* _Records about charts and figures_
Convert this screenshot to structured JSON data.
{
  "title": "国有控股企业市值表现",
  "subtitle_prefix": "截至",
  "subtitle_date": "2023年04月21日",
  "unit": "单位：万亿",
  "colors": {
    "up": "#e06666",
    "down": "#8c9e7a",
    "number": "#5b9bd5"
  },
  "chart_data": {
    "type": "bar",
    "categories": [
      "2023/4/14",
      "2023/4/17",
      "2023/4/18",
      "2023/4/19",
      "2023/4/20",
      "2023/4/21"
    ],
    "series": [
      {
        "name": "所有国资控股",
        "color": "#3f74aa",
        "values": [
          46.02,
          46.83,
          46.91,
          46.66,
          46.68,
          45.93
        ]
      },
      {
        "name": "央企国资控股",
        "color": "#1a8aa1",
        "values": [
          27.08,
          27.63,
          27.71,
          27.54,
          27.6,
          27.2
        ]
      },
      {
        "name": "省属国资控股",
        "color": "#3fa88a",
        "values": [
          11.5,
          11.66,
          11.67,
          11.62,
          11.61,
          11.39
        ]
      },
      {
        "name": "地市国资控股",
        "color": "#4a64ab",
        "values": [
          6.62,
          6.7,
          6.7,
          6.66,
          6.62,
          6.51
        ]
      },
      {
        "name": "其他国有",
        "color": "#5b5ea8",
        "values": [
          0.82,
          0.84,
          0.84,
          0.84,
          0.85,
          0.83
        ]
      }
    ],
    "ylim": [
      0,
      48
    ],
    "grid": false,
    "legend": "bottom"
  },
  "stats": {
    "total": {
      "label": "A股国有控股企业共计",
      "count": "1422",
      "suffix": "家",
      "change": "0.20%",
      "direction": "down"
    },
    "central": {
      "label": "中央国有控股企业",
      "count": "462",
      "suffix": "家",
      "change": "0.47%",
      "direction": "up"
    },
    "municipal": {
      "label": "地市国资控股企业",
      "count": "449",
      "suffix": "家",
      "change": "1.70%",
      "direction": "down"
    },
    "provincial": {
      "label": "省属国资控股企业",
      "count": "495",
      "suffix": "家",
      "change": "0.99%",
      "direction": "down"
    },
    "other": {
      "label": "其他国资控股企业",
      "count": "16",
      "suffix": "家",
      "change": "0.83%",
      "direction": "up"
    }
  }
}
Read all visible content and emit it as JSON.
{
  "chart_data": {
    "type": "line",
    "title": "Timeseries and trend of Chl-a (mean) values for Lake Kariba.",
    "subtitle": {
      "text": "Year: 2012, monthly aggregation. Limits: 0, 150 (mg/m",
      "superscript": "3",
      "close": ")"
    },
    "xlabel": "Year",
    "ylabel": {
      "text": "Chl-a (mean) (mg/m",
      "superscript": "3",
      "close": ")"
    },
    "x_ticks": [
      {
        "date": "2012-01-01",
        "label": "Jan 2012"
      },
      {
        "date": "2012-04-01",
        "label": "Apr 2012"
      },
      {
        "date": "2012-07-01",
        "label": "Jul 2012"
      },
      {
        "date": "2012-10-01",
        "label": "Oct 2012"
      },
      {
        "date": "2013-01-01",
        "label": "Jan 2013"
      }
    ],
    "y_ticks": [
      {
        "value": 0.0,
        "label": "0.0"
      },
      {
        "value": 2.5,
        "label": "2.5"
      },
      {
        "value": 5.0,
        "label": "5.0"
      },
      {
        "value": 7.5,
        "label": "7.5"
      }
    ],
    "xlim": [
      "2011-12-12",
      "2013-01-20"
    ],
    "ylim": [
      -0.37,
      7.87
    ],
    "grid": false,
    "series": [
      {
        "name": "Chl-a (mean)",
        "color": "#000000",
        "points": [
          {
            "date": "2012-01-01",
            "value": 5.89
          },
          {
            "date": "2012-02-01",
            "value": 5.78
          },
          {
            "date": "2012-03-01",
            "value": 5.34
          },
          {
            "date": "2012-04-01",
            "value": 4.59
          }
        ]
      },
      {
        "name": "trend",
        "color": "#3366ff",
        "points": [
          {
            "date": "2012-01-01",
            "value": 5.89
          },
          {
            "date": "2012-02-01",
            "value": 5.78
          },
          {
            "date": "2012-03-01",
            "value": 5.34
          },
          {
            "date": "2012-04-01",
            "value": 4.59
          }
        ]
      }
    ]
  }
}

* _CHALLENGE_
Using the listing above, say how many of its lines contain the string "change", giving nothing but the figure.

* _COMPLETED EXERCISE_
5